--- BEGIN Dataset ---

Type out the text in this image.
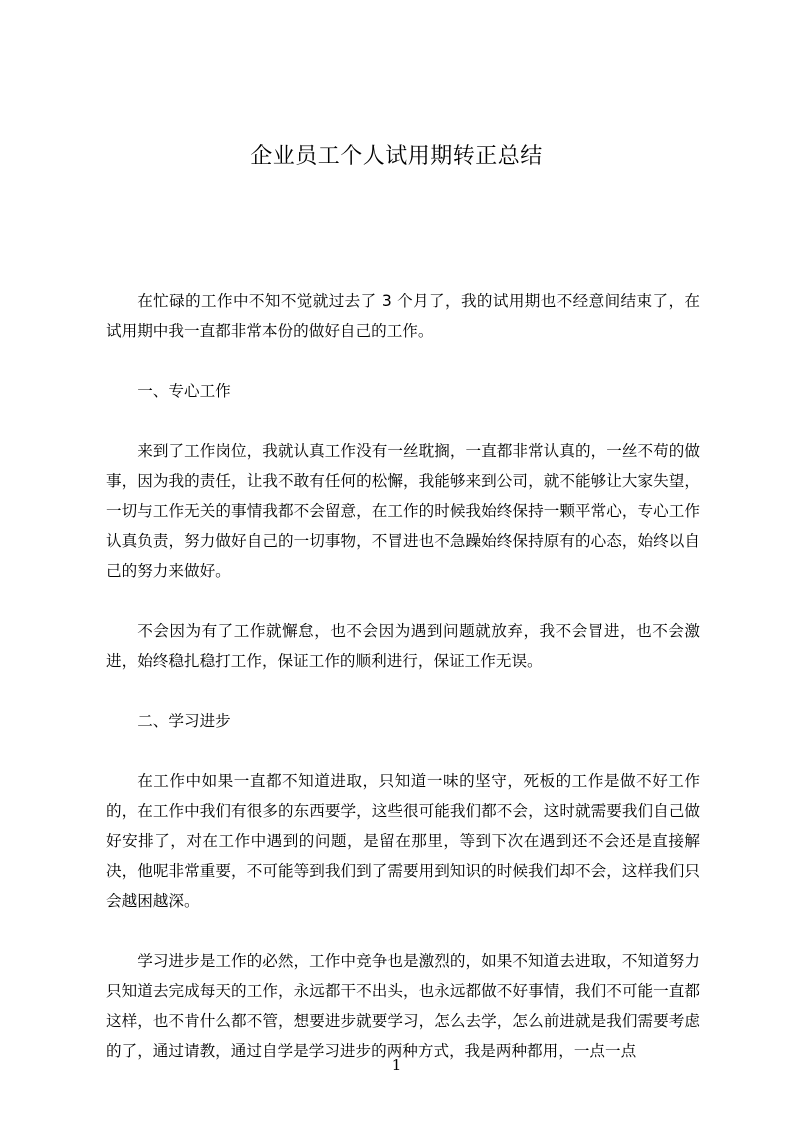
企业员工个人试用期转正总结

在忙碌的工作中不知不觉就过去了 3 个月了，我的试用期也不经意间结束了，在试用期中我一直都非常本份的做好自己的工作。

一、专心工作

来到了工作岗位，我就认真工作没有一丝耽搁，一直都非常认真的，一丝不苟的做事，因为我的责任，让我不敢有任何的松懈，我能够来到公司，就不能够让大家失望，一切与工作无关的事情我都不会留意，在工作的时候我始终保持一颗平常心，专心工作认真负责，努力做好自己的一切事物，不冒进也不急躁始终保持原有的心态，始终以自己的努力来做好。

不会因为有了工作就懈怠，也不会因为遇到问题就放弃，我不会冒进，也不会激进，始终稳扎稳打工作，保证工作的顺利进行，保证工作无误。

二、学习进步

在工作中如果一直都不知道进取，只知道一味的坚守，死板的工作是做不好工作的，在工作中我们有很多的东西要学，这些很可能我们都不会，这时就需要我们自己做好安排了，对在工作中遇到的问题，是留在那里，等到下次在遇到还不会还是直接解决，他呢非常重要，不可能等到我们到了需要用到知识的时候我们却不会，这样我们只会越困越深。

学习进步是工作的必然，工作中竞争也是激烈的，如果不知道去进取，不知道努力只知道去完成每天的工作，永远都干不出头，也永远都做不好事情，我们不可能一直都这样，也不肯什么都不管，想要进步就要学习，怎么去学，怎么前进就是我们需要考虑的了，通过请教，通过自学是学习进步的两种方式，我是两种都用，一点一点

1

--- END Dataset ---
--- BEGIN Dataset ---

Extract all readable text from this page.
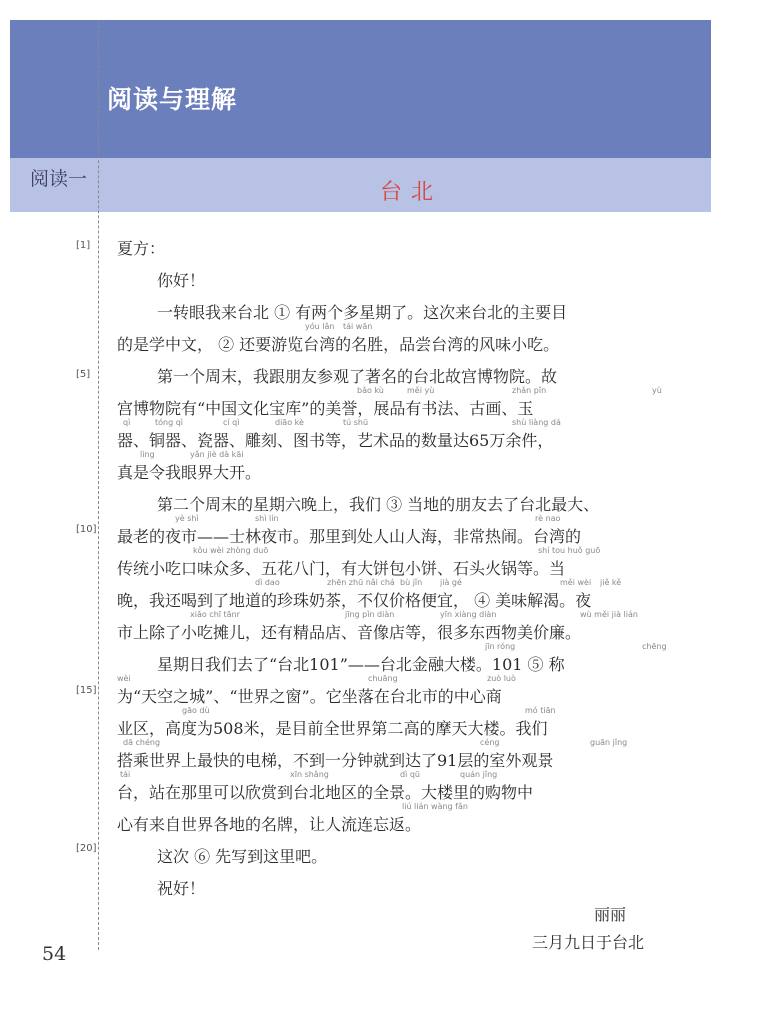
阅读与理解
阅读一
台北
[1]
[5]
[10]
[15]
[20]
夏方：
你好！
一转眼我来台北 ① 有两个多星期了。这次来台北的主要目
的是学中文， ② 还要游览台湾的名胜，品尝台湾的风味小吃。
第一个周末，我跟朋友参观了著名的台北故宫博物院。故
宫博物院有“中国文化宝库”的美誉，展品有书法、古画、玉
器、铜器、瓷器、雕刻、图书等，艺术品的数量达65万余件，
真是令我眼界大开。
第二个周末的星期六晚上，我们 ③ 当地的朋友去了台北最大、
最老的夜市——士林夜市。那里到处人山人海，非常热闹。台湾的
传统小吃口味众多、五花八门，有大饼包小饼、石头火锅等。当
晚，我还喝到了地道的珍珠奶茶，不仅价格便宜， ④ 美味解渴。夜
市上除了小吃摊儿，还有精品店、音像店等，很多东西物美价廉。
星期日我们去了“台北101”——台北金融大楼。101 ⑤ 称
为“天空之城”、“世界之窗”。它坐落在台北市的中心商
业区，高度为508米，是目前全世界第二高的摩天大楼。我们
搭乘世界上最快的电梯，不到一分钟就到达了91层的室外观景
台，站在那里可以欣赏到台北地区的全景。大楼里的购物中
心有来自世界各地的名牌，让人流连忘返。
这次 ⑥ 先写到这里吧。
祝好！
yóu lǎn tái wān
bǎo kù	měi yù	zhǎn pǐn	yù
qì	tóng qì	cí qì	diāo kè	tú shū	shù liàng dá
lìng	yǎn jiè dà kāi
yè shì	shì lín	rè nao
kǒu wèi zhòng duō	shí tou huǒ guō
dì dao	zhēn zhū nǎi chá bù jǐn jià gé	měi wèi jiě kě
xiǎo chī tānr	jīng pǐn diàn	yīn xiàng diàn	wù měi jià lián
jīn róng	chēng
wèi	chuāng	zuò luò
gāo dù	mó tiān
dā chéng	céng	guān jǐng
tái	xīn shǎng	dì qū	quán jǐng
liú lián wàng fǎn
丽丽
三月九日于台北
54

--- END Dataset ---

● **Work to be completed**:
Count the lines in the records above that contain the word "lián", and give only the number.

● **Correct output**:
2